Records shown:
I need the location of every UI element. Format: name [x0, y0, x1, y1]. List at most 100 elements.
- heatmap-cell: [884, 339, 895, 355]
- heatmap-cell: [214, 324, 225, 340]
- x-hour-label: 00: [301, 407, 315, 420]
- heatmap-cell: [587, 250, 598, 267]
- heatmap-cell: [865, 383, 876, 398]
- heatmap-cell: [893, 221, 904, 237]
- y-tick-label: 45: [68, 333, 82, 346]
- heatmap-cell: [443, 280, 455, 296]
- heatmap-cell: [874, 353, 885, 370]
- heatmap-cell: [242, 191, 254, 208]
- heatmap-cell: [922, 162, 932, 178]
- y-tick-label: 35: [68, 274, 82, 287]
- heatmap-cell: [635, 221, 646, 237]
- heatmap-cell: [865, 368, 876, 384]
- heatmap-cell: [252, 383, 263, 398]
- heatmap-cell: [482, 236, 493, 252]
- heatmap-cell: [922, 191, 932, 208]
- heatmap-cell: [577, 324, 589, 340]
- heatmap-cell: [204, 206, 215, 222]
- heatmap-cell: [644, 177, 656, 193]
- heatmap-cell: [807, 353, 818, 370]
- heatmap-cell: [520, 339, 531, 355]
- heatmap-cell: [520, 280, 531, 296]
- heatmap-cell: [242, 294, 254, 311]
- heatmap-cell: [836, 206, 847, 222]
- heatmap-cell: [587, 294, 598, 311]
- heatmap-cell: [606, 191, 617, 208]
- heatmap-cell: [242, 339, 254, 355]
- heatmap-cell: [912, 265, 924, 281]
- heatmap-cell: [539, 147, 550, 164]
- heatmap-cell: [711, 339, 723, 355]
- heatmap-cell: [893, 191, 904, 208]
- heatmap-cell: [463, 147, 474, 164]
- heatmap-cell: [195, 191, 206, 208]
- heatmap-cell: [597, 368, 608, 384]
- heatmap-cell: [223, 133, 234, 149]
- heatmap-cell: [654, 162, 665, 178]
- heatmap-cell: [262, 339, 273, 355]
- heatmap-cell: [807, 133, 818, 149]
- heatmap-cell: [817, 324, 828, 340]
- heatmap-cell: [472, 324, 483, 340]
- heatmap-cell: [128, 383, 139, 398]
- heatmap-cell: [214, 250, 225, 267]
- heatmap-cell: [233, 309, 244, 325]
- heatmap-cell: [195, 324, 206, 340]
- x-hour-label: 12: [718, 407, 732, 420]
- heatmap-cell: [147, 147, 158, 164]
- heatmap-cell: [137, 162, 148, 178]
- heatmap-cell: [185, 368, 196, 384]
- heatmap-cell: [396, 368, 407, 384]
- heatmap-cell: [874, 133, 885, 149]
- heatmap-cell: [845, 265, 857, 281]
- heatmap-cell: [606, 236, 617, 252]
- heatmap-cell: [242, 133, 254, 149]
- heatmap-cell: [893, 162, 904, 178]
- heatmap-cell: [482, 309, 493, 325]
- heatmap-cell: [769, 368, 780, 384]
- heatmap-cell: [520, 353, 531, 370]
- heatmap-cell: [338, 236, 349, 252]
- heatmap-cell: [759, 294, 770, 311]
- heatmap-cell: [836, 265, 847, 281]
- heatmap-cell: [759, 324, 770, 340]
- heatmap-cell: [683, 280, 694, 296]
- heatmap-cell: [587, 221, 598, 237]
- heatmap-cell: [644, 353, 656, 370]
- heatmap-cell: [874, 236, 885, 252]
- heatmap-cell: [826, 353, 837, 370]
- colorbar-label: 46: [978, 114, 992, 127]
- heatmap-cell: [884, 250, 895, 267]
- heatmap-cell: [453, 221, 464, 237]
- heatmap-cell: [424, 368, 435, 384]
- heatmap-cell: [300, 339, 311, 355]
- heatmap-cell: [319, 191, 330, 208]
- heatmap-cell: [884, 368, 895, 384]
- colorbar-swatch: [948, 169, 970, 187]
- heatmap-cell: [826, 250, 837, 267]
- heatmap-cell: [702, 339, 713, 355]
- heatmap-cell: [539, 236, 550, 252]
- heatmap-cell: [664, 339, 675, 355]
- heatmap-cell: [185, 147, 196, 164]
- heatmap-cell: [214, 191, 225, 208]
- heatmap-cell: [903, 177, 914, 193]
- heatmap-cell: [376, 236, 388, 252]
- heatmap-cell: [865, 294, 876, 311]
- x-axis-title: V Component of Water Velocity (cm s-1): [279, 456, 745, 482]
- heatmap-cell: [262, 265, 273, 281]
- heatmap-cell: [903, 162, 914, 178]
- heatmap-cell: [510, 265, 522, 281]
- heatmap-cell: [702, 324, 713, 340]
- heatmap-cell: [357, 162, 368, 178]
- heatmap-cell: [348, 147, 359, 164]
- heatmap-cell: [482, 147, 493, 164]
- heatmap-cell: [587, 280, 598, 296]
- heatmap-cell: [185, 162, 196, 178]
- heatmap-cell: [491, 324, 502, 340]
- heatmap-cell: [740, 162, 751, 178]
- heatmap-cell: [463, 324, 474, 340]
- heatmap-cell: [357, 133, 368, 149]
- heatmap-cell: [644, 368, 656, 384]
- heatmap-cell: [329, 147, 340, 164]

Short problem: Copy every line of the items above word for word, with nothing changed, added or left out.

Exercise result:
I need the location of every UI element. Format: name [x0, y0, x1, y1]. List at most 100 elements.
- heatmap-cell: [884, 339, 895, 355]
- heatmap-cell: [214, 324, 225, 340]
- x-hour-label: 00: [301, 407, 315, 420]
- heatmap-cell: [587, 250, 598, 267]
- heatmap-cell: [865, 383, 876, 398]
- heatmap-cell: [893, 221, 904, 237]
- y-tick-label: 45: [68, 333, 82, 346]
- heatmap-cell: [443, 280, 455, 296]
- heatmap-cell: [874, 353, 885, 370]
- heatmap-cell: [242, 191, 254, 208]
- heatmap-cell: [922, 162, 932, 178]
- y-tick-label: 35: [68, 274, 82, 287]
- heatmap-cell: [635, 221, 646, 237]
- heatmap-cell: [865, 368, 876, 384]
- heatmap-cell: [252, 383, 263, 398]
- heatmap-cell: [482, 236, 493, 252]
- heatmap-cell: [922, 191, 932, 208]
- heatmap-cell: [577, 324, 589, 340]
- heatmap-cell: [204, 206, 215, 222]
- heatmap-cell: [644, 177, 656, 193]
- heatmap-cell: [807, 353, 818, 370]
- heatmap-cell: [520, 339, 531, 355]
- heatmap-cell: [520, 280, 531, 296]
- heatmap-cell: [242, 294, 254, 311]
- heatmap-cell: [836, 206, 847, 222]
- heatmap-cell: [587, 294, 598, 311]
- heatmap-cell: [606, 191, 617, 208]
- heatmap-cell: [242, 339, 254, 355]
- heatmap-cell: [912, 265, 924, 281]
- heatmap-cell: [539, 147, 550, 164]
- heatmap-cell: [711, 339, 723, 355]
- heatmap-cell: [893, 191, 904, 208]
- heatmap-cell: [463, 147, 474, 164]
- heatmap-cell: [195, 191, 206, 208]
- heatmap-cell: [597, 368, 608, 384]
- heatmap-cell: [223, 133, 234, 149]
- heatmap-cell: [654, 162, 665, 178]
- heatmap-cell: [262, 339, 273, 355]
- heatmap-cell: [807, 133, 818, 149]
- heatmap-cell: [817, 324, 828, 340]
- heatmap-cell: [472, 324, 483, 340]
- heatmap-cell: [128, 383, 139, 398]
- heatmap-cell: [214, 250, 225, 267]
- heatmap-cell: [233, 309, 244, 325]
- heatmap-cell: [195, 324, 206, 340]
- x-hour-label: 12: [718, 407, 732, 420]
- heatmap-cell: [147, 147, 158, 164]
- heatmap-cell: [137, 162, 148, 178]
- heatmap-cell: [185, 368, 196, 384]
- heatmap-cell: [396, 368, 407, 384]
- heatmap-cell: [874, 133, 885, 149]
- heatmap-cell: [845, 265, 857, 281]
- heatmap-cell: [606, 236, 617, 252]
- heatmap-cell: [242, 133, 254, 149]
- heatmap-cell: [893, 162, 904, 178]
- heatmap-cell: [482, 309, 493, 325]
- heatmap-cell: [769, 368, 780, 384]
- heatmap-cell: [520, 353, 531, 370]
- heatmap-cell: [338, 236, 349, 252]
- heatmap-cell: [759, 294, 770, 311]
- heatmap-cell: [836, 265, 847, 281]
- heatmap-cell: [759, 324, 770, 340]
- heatmap-cell: [683, 280, 694, 296]
- heatmap-cell: [587, 221, 598, 237]
- heatmap-cell: [644, 353, 656, 370]
- heatmap-cell: [874, 236, 885, 252]
- heatmap-cell: [826, 353, 837, 370]
- colorbar-label: 46: [978, 114, 992, 127]
- heatmap-cell: [884, 250, 895, 267]
- heatmap-cell: [453, 221, 464, 237]
- heatmap-cell: [424, 368, 435, 384]
- heatmap-cell: [300, 339, 311, 355]
- heatmap-cell: [319, 191, 330, 208]
- heatmap-cell: [884, 368, 895, 384]
- colorbar-swatch: [948, 169, 970, 187]
- heatmap-cell: [826, 250, 837, 267]
- heatmap-cell: [702, 339, 713, 355]
- heatmap-cell: [539, 236, 550, 252]
- heatmap-cell: [664, 339, 675, 355]
- heatmap-cell: [185, 147, 196, 164]
- heatmap-cell: [214, 191, 225, 208]
- heatmap-cell: [903, 177, 914, 193]
- heatmap-cell: [376, 236, 388, 252]
- heatmap-cell: [865, 294, 876, 311]
- x-axis-title: V Component of Water Velocity (cm s-1): [279, 456, 745, 482]
- heatmap-cell: [262, 265, 273, 281]
- heatmap-cell: [903, 162, 914, 178]
- heatmap-cell: [510, 265, 522, 281]
- heatmap-cell: [702, 324, 713, 340]
- heatmap-cell: [357, 162, 368, 178]
- heatmap-cell: [348, 147, 359, 164]
- heatmap-cell: [482, 147, 493, 164]
- heatmap-cell: [587, 280, 598, 296]
- heatmap-cell: [185, 162, 196, 178]
- heatmap-cell: [491, 324, 502, 340]
- heatmap-cell: [740, 162, 751, 178]
- heatmap-cell: [463, 324, 474, 340]
- heatmap-cell: [357, 133, 368, 149]
- heatmap-cell: [644, 368, 656, 384]
- heatmap-cell: [329, 147, 340, 164]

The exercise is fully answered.